Given exercise
Identify the lines that contain the string "المقدمة", then copy each of them.

Record list
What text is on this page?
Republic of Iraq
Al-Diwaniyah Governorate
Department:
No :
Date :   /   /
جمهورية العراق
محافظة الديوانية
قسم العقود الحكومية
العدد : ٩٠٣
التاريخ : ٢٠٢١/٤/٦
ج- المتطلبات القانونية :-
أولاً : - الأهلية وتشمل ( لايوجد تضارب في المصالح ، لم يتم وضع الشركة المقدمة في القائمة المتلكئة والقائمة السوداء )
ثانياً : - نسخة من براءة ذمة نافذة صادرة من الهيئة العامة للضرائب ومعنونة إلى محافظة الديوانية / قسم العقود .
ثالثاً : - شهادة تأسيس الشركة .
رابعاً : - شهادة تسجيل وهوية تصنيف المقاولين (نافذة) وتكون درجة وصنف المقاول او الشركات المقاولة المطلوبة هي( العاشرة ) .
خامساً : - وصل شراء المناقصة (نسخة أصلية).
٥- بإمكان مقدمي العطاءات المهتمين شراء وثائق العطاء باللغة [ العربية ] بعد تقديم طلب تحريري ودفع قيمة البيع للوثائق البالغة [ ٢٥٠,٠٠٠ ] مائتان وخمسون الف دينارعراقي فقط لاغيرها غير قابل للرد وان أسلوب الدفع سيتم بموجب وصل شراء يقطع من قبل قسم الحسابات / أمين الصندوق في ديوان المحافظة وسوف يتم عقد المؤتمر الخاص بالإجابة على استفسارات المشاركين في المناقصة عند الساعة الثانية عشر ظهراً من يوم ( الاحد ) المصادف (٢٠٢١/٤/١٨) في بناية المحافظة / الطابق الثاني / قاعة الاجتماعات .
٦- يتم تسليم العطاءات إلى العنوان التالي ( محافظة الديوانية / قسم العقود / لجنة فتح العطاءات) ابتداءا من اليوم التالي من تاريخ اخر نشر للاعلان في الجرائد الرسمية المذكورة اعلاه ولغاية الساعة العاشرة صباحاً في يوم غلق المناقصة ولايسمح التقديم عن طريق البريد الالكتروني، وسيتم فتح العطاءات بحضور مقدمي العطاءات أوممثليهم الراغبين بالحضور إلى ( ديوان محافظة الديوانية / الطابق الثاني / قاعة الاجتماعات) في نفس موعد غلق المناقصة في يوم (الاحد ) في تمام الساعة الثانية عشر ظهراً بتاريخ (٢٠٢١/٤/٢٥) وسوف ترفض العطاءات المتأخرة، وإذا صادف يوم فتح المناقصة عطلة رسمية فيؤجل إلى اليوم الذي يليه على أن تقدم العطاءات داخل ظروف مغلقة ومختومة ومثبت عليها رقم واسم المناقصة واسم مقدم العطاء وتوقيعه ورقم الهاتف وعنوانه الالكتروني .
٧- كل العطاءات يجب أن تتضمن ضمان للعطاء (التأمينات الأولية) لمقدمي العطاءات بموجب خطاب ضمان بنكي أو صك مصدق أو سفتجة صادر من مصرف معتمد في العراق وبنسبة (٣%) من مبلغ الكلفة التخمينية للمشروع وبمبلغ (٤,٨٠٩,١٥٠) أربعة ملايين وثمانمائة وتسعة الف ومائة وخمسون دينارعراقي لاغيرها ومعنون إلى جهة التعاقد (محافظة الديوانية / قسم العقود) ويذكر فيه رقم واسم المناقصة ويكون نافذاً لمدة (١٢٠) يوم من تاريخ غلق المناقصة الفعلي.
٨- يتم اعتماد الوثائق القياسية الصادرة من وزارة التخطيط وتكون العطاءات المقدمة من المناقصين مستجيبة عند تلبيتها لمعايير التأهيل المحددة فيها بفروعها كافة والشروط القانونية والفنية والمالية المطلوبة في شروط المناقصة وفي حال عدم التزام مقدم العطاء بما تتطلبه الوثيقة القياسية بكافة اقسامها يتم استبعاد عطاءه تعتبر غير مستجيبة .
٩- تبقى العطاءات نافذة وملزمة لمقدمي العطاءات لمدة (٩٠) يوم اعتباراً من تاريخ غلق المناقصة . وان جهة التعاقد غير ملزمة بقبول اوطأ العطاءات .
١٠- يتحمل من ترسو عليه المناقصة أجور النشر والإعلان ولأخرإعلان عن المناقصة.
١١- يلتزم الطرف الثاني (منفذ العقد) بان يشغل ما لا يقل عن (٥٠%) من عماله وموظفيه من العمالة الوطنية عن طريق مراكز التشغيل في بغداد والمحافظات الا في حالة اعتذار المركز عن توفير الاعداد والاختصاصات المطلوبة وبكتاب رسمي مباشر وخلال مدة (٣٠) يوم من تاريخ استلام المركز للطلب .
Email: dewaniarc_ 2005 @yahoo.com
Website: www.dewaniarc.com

Answer in full
أولاً : - الأهلية وتشمل ( لايوجد تضارب في المصالح ، لم يتم وضع الشركة المقدمة في القائمة المتلكئة والقائمة السوداء )
٨- يتم اعتماد الوثائق القياسية الصادرة من وزارة التخطيط وتكون العطاءات المقدمة من المناقصين مستجيبة عند تلبيتها لمعايير التأهيل المحددة فيها بفروعها كافة والشروط القانونية والفنية والمالية المطلوبة في شروط المناقصة وفي حال عدم التزام مقدم العطاء بما تتطلبه الوثيقة القياسية بكافة اقسامها يتم استبعاد عطاءه تعتبر غير مستجيبة .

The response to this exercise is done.